(Task prompt)
Read the records below and copy each line that contains "whipped".

Entries from a dataset:
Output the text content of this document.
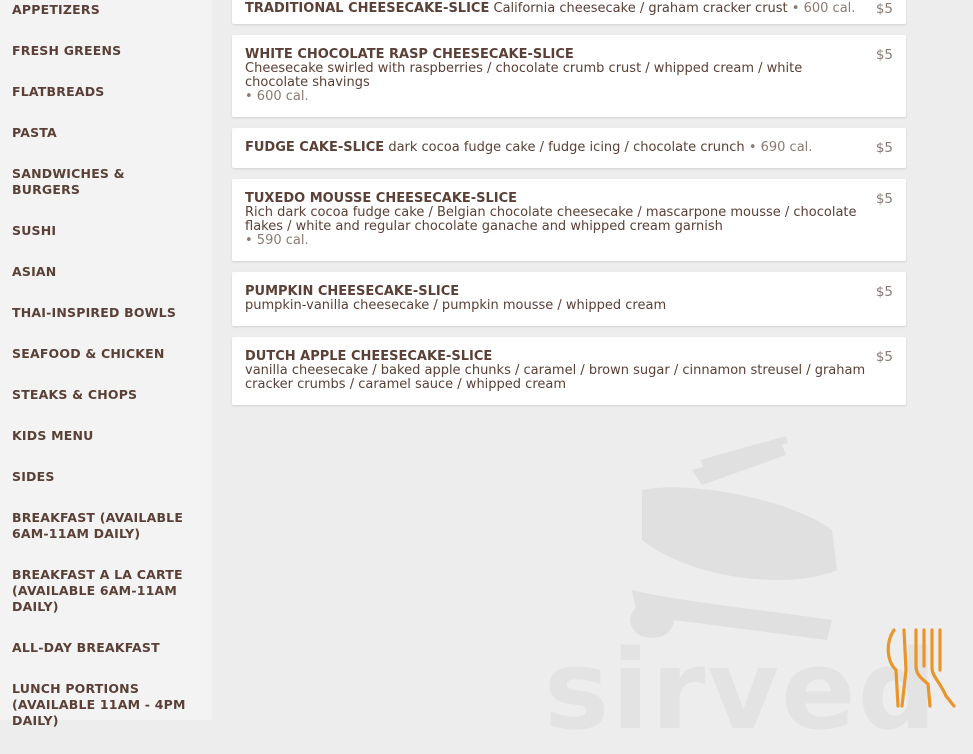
APPETIZERS
FRESH GREENS
FLATBREADS
PASTA
SANDWICHES & BURGERS
SUSHI
ASIAN
THAI-INSPIRED BOWLS
SEAFOOD & CHICKEN
STEAKS & CHOPS
KIDS MENU
SIDES
BREAKFAST (AVAILABLE 6AM-11AM DAILY)
BREAKFAST A LA CARTE (AVAILABLE 6AM-11AM DAILY)
ALL-DAY BREAKFAST
LUNCH PORTIONS (AVAILABLE 11AM - 4PM DAILY)	sirved
TRADITIONAL CHEESECAKE-SLICE California cheesecake / graham cracker crust • 600 cal.	$5
WHITE CHOCOLATE RASP CHEESECAKE-SLICE
Cheesecake swirled with raspberries / chocolate crumb crust / whipped cream / white chocolate shavings
• 600 cal.
$5
FUDGE CAKE-SLICE dark cocoa fudge cake / fudge icing / chocolate crunch • 690 cal.	$5
TUXEDO MOUSSE CHEESECAKE-SLICE
Rich dark cocoa fudge cake / Belgian chocolate cheesecake / mascarpone mousse / chocolate flakes / white and regular chocolate ganache and whipped cream garnish
• 590 cal.
$5
PUMPKIN CHEESECAKE-SLICE
pumpkin-vanilla cheesecake / pumpkin mousse / whipped cream
$5
DUTCH APPLE CHEESECAKE-SLICE
vanilla cheesecake / baked apple chunks / caramel / brown sugar / cinnamon streusel / graham cracker crumbs / caramel sauce / whipped cream
$5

(Completed exercise)
Cheesecake swirled with raspberries / chocolate crumb crust / whipped cream / white chocolate shavings
Rich dark cocoa fudge cake / Belgian chocolate cheesecake / mascarpone mousse / chocolate flakes / white and regular chocolate ganache and whipped cream garnish
pumpkin-vanilla cheesecake / pumpkin mousse / whipped cream
vanilla cheesecake / baked apple chunks / caramel / brown sugar / cinnamon streusel / graham cracker crumbs / caramel sauce / whipped cream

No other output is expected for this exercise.